= Exercise description =
Exclude the pictures, then copy all remaining records exactly.

= Supplied records =
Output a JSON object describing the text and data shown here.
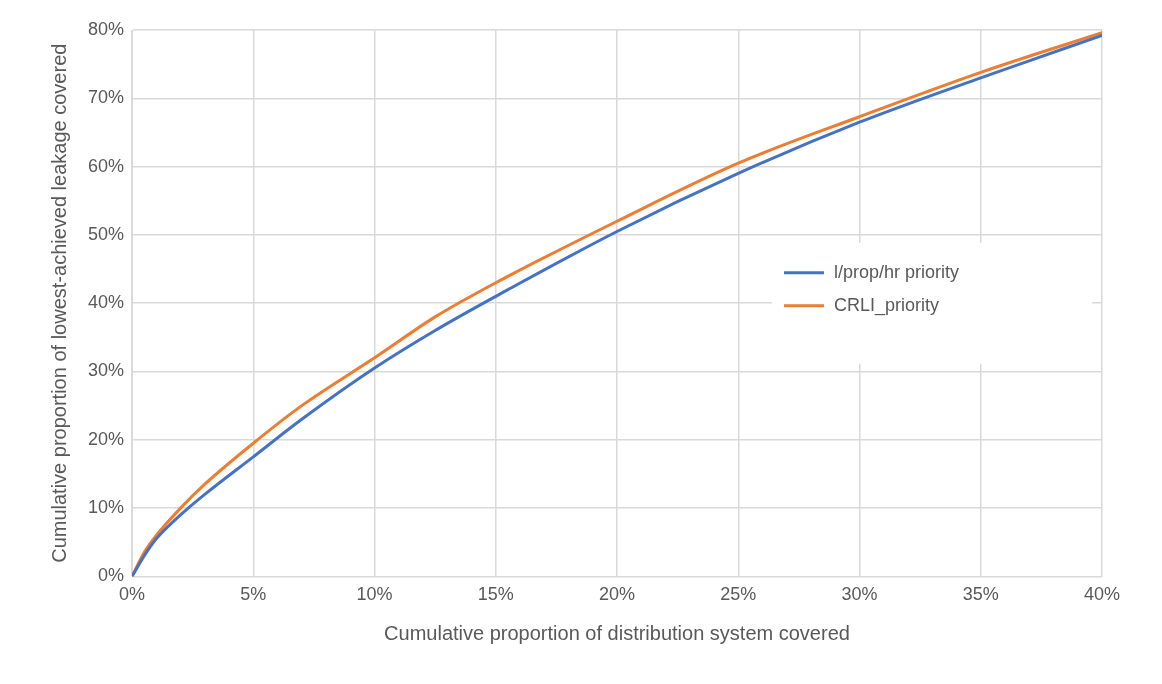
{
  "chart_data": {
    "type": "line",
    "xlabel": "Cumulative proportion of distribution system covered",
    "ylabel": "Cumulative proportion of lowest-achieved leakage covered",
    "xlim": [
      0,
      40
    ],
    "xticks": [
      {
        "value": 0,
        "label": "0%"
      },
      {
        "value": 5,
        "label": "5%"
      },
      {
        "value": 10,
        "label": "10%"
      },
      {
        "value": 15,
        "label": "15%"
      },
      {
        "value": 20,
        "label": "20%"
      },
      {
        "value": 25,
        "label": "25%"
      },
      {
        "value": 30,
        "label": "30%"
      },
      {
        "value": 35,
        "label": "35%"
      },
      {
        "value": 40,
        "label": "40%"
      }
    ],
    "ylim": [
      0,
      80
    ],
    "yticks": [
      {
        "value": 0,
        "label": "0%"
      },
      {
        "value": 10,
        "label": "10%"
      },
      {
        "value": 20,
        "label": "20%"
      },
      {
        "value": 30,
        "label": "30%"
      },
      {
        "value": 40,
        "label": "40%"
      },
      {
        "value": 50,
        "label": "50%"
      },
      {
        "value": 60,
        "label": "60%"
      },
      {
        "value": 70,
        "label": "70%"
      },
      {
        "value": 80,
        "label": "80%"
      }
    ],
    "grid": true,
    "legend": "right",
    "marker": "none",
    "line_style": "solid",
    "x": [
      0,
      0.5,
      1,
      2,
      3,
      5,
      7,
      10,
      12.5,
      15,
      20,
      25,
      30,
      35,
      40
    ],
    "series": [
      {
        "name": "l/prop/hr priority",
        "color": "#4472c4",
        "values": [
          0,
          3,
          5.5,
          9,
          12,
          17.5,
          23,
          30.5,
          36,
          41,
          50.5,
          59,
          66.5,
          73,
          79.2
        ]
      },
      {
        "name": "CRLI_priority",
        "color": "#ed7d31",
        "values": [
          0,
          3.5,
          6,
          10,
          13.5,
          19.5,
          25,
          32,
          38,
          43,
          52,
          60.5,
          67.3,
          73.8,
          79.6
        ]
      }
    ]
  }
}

= Result of the task =
Output a JSON object describing the text and data shown here.
{
  "chart_data": {
    "type": "line",
    "xlabel": "Cumulative proportion of distribution system covered",
    "ylabel": "Cumulative proportion of lowest-achieved leakage covered",
    "xlim": [
      0,
      40
    ],
    "xticks": [
      {
        "value": 0,
        "label": "0%"
      },
      {
        "value": 5,
        "label": "5%"
      },
      {
        "value": 10,
        "label": "10%"
      },
      {
        "value": 15,
        "label": "15%"
      },
      {
        "value": 20,
        "label": "20%"
      },
      {
        "value": 25,
        "label": "25%"
      },
      {
        "value": 30,
        "label": "30%"
      },
      {
        "value": 35,
        "label": "35%"
      },
      {
        "value": 40,
        "label": "40%"
      }
    ],
    "ylim": [
      0,
      80
    ],
    "yticks": [
      {
        "value": 0,
        "label": "0%"
      },
      {
        "value": 10,
        "label": "10%"
      },
      {
        "value": 20,
        "label": "20%"
      },
      {
        "value": 30,
        "label": "30%"
      },
      {
        "value": 40,
        "label": "40%"
      },
      {
        "value": 50,
        "label": "50%"
      },
      {
        "value": 60,
        "label": "60%"
      },
      {
        "value": 70,
        "label": "70%"
      },
      {
        "value": 80,
        "label": "80%"
      }
    ],
    "grid": true,
    "legend": "right",
    "marker": "none",
    "line_style": "solid",
    "x": [
      0,
      0.5,
      1,
      2,
      3,
      5,
      7,
      10,
      12.5,
      15,
      20,
      25,
      30,
      35,
      40
    ],
    "series": [
      {
        "name": "l/prop/hr priority",
        "color": "#4472c4",
        "values": [
          0,
          3,
          5.5,
          9,
          12,
          17.5,
          23,
          30.5,
          36,
          41,
          50.5,
          59,
          66.5,
          73,
          79.2
        ]
      },
      {
        "name": "CRLI_priority",
        "color": "#ed7d31",
        "values": [
          0,
          3.5,
          6,
          10,
          13.5,
          19.5,
          25,
          32,
          38,
          43,
          52,
          60.5,
          67.3,
          73.8,
          79.6
        ]
      }
    ]
  }
}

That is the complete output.